◆ **Task brief**: Using the entries that follow, collect the lines where the word "JSON" appears.

##### Recorded information #####

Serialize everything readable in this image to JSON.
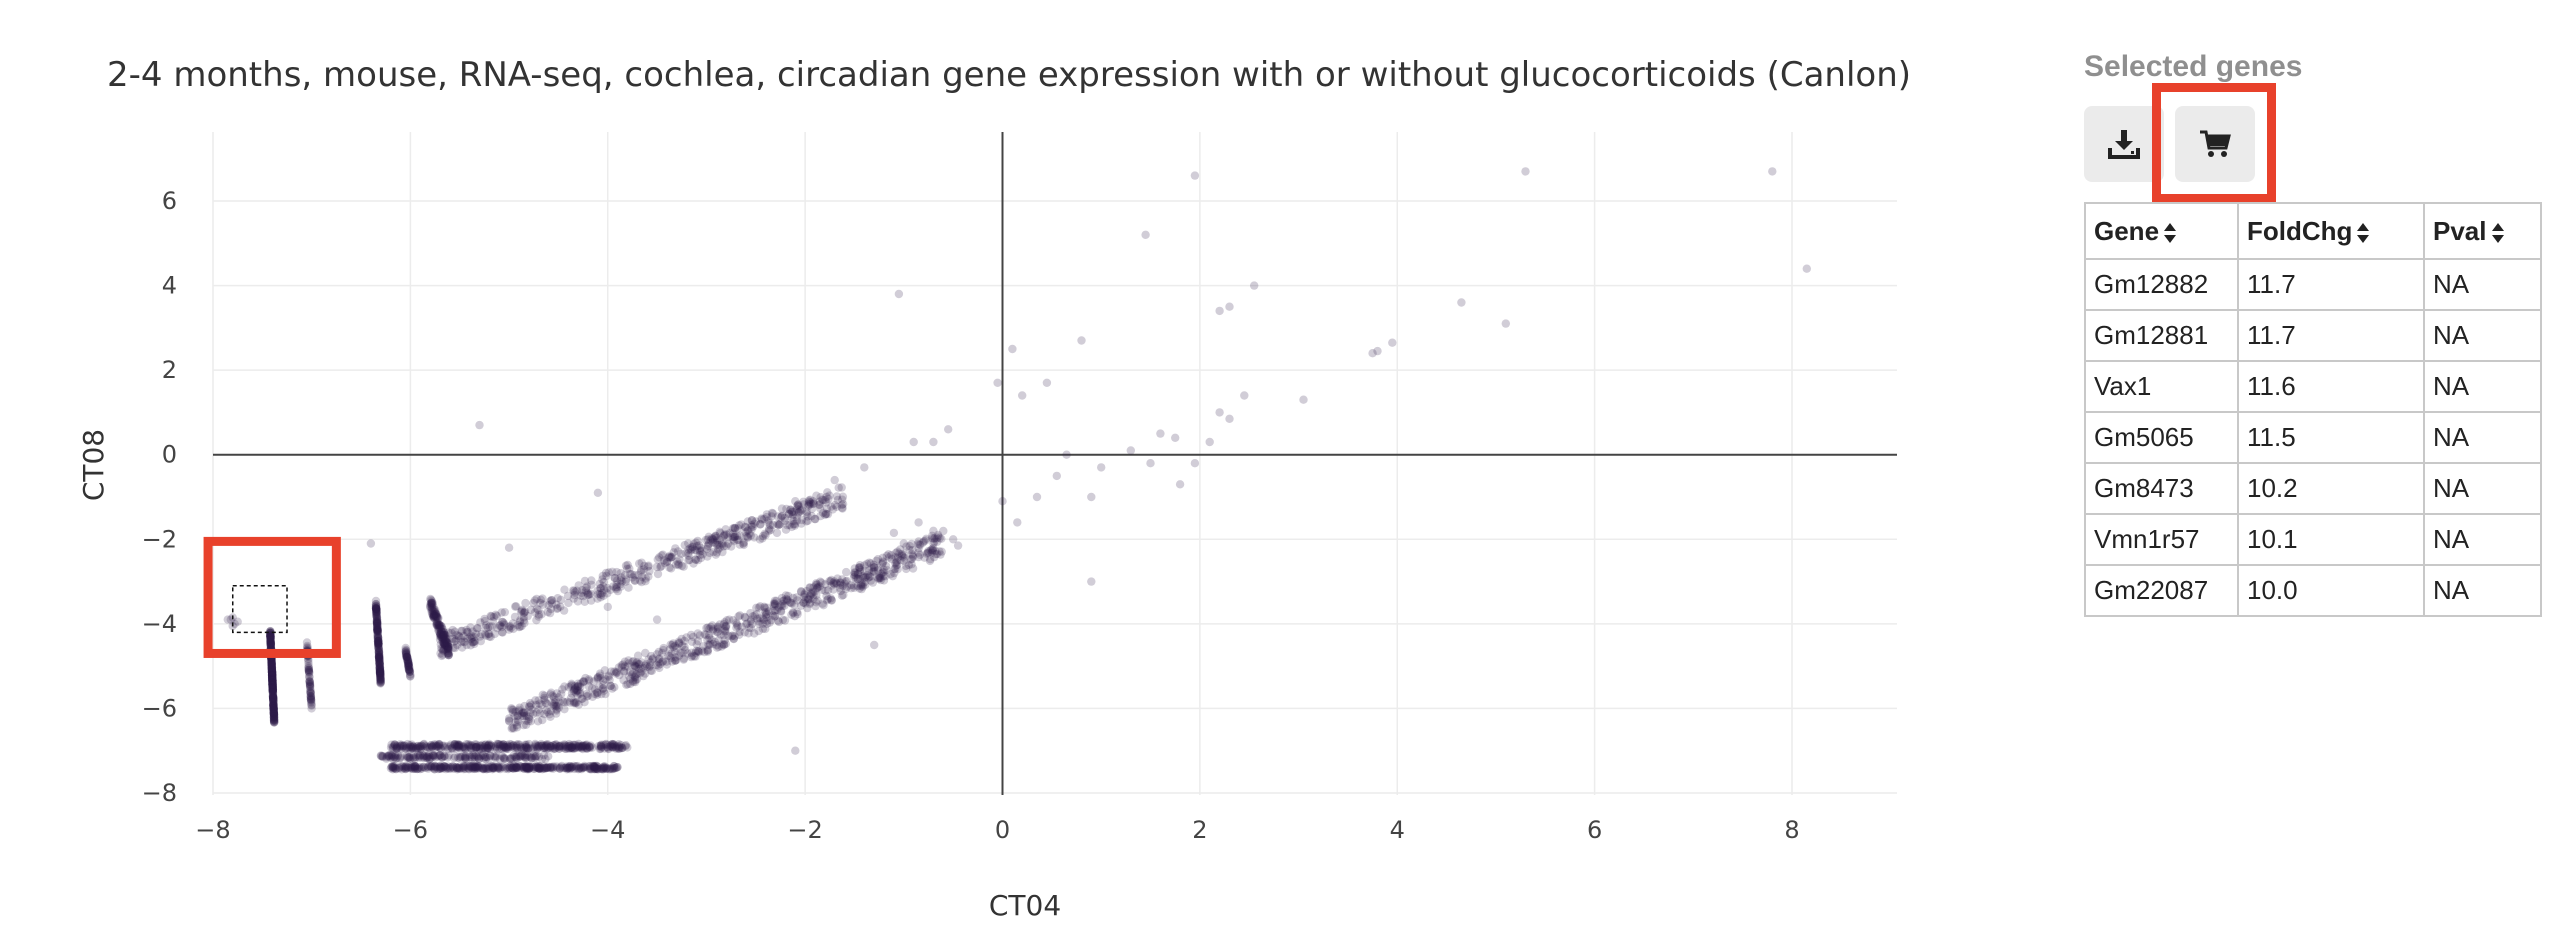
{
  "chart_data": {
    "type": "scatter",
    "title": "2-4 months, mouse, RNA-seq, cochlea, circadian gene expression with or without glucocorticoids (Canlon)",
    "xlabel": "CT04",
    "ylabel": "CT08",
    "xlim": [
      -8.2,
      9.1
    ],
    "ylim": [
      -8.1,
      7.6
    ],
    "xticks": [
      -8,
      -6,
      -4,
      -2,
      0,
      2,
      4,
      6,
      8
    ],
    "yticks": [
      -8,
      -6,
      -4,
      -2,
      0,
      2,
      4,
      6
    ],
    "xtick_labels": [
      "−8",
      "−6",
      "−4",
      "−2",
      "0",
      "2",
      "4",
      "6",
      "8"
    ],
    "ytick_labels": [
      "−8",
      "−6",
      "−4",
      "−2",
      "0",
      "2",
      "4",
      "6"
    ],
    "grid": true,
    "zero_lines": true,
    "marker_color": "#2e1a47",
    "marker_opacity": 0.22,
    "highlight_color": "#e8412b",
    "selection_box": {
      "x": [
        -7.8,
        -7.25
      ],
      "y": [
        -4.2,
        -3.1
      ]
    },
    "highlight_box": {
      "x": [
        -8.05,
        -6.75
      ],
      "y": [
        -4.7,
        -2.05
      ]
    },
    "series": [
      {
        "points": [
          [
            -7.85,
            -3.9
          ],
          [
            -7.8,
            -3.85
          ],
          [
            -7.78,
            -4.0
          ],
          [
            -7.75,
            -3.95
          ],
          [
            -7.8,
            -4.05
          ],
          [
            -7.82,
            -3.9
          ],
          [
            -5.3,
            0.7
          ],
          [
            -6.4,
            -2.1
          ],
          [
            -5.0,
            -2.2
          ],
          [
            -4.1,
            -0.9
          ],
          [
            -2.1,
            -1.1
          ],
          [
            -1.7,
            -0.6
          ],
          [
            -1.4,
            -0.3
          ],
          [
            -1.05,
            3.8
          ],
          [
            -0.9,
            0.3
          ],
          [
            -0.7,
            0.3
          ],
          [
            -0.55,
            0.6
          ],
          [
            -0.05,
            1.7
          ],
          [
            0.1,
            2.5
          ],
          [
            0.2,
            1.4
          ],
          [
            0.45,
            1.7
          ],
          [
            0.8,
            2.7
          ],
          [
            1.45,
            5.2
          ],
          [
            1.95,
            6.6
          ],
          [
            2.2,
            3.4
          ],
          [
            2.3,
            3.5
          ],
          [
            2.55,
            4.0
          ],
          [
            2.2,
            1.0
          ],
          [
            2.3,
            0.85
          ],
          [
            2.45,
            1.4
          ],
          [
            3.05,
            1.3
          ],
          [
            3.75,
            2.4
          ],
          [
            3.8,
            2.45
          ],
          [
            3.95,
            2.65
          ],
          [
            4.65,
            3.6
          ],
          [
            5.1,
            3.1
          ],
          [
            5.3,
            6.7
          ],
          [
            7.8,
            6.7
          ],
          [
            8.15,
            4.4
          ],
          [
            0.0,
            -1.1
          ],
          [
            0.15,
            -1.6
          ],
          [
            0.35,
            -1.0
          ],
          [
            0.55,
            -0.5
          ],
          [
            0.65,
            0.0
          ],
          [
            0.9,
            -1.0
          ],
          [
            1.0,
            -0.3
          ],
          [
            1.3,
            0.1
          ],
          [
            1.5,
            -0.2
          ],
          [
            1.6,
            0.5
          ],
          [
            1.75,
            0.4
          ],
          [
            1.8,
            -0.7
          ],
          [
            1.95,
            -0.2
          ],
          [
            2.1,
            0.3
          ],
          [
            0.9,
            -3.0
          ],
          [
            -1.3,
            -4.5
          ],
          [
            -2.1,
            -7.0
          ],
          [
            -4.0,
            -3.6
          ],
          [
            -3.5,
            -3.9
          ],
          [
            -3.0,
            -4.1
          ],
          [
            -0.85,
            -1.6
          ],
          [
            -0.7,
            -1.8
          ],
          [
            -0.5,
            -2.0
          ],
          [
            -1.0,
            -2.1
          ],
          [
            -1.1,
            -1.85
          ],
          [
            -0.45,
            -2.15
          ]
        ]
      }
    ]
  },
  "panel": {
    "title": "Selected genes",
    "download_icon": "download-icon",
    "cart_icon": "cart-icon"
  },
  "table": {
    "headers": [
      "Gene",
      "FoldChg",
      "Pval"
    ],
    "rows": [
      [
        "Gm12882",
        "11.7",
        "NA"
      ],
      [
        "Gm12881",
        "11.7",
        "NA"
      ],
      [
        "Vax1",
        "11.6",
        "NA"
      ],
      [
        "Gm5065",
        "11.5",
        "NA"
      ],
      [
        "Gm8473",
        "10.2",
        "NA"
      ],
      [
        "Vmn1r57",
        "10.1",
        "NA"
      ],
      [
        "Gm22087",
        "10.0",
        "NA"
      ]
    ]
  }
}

#####
##### Recorded information #####

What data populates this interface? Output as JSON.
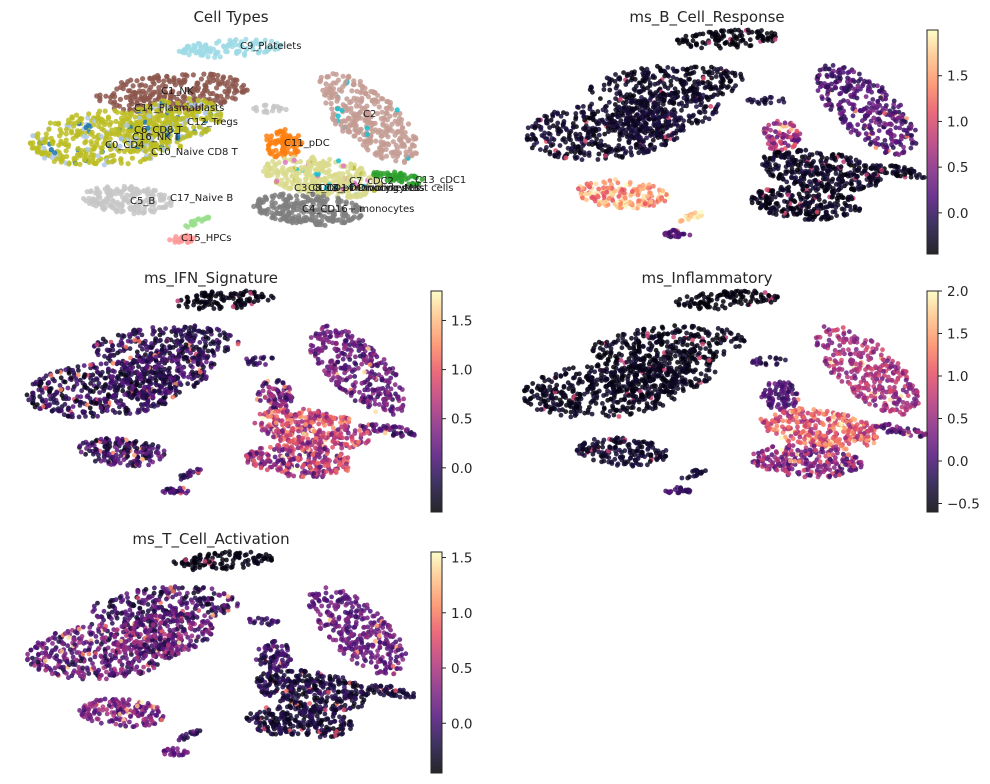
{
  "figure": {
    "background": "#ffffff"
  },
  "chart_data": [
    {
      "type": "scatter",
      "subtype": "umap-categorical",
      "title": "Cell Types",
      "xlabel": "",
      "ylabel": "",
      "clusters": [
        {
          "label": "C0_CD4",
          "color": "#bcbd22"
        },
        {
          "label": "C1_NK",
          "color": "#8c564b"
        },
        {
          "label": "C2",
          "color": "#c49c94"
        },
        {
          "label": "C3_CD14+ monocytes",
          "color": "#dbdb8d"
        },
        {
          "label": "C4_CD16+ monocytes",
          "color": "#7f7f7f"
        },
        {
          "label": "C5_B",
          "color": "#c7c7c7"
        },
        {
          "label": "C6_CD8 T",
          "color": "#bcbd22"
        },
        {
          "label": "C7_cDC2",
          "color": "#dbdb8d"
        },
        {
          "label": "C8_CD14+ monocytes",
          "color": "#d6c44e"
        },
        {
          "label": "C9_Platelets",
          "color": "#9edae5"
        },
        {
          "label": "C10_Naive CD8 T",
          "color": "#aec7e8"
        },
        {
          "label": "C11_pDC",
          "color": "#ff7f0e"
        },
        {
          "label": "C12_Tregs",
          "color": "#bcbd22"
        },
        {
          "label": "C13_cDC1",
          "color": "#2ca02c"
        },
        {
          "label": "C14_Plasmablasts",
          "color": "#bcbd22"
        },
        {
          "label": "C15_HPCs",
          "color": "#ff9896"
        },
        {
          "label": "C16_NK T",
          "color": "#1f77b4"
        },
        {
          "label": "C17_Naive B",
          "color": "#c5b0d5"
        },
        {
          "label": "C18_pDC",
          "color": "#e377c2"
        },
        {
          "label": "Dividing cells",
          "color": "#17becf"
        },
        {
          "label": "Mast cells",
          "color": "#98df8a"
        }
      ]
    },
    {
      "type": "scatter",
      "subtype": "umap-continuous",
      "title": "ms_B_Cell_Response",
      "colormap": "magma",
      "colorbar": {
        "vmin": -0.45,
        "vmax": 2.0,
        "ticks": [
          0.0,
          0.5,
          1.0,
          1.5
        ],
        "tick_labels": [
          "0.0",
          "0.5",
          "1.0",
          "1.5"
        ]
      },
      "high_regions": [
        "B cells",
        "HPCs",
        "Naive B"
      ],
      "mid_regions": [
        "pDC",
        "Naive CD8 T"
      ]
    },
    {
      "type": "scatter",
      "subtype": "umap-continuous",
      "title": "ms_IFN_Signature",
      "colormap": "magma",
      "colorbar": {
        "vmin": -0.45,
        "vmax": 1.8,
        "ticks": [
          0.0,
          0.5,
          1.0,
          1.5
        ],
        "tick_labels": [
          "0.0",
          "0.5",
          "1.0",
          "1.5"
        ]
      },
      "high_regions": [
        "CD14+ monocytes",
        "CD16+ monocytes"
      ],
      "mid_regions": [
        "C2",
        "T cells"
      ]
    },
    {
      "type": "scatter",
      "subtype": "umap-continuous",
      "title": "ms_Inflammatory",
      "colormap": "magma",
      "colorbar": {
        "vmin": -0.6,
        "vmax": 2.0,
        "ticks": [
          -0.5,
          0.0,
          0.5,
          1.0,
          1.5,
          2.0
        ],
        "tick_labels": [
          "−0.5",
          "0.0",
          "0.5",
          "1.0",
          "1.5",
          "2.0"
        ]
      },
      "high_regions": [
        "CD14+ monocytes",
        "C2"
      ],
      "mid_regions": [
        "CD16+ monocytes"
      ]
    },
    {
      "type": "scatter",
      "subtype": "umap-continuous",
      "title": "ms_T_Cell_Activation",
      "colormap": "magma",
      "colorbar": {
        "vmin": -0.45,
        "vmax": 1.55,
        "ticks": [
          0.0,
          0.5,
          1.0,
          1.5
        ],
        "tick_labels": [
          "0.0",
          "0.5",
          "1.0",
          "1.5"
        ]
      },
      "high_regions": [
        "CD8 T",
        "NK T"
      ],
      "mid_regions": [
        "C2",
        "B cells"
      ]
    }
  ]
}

#####

◆ **Task response**:
Serialize everything readable in this image to JSON.
What data populates this interface? Output as JSON.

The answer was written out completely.